**Required work**
Transcribe the passage from "This requires a" to "embolism and dysrhythmias." in the excerpt below on fluid assessment in shocked cirrhotic patients.

**Excerpt**
......

Also, cirrhotic patients have circulatory changes with high cardiac output and low systemic vascular resistance, rendering them more susceptible to develop circulatory dysfunction and shock due to its complications with end result of multiple organ failure.
Circulatory failure in complicated cirrhotic patients is either distributive as in spontaneous bacterial peritonitis (SBP) and hepatorenal syndrome (HRS), or hypovolemic as in variceal bleeding characterized by a greater decrease in arterial pressure associated with signs of impaired tissue perfusion, requiring prompt volume resuscitation to avoid lethal complications of irreversible shock stage.
Fluid management of shocked hepatic patients should be directed to improve circulatory dysfunction and tissue perfusion without overtransfusion causing tissue edema, increased ascites and portal hypertension increase with subsequent risk of variceal bleeding, or under transfusion increasing risk of multiple organ failure development.
This requires a careful assessment of the intravascular volume status and fluid responsiveness targeting fluid therapy, including a variety of static and dynamic parameters used to assess volume status.
Central venous catheter is a static measure being followed widely to assess the volume status and thereby treating the patient accordingly. Insertion of central venous catheter is contraindicated in certain situations as any coagulation disorders, infection over the insertion site etc. There are many reported complications with central venous catheter insertion e.g. infections, accidental arterial puncture, hematoma, hemothorax, pneumothorax, air embolism and dysrhythmias.
Recently the ultrasound guided measurement of the inferior vena cava diameter and its changes with respiration have been used to calculate the fluid status of a patient. It is a safe non invasive technique. It can be used as an alternative to central venous pressure (CVP) to assess the volume status of patients. It is considered a dynamic measure of intravascular volume status, as it reflects the volume changes occurring with respiration.
This study was done on 100 shocked cirrhotic patients to evaluate the correlation between central venous pressure (CVP) measurements and ultrasound measurements of the inferior vena cava diameter, and its collapsibility index, showing a solid negative correlation between the central venous pressure and the inferior vena cava collapsibility index (IVC-CI) in the form of caval index value decline with central venous pressure increase during patient resuscitation with subsequent vital data improvement, denoting that measurement of the inferior vena cava collapsibility index (IVC-CI)is a good non invasive indicator of fluid responsiveness in shocked hepatic patients that can substitute the traditional volume status assessment via central venous pressure catheter.

......

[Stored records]
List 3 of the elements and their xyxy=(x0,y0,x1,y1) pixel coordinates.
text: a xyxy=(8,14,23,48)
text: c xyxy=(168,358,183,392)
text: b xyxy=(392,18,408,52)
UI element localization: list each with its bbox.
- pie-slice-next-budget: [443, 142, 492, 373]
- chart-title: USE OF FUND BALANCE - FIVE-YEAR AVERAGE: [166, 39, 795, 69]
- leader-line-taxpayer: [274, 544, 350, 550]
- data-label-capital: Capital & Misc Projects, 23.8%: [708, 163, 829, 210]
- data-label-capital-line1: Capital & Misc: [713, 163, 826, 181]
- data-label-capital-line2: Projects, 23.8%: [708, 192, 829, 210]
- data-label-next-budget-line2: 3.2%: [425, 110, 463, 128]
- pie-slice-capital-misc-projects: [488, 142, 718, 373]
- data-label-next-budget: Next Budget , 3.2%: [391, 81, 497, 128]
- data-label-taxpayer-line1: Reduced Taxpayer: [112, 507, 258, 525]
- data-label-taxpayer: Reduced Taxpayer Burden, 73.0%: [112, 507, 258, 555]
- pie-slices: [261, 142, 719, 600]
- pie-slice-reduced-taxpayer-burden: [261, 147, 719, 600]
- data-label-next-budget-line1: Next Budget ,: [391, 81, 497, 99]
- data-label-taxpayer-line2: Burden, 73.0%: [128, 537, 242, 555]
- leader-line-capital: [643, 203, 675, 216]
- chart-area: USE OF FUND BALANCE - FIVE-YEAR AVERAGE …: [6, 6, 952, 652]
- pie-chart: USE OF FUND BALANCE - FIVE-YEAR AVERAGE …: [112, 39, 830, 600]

......

**Task solution**
This requires a careful assessment of the intravascular volume status and fluid responsiveness targeting fluid therapy, including a variety of static and dynamic parameters used to assess volume status.
Central venous catheter is a static measure being followed widely to assess the volume status and thereby treating the patient accordingly. Insertion of central venous catheter is contraindicated in certain situations as any coagulation disorders, infection over the insertion site etc. There are many reported complications with central venous catheter insertion e.g. infections, accidental arterial puncture, hematoma, hemothorax, pneumothorax, air embolism and dysrhythmias.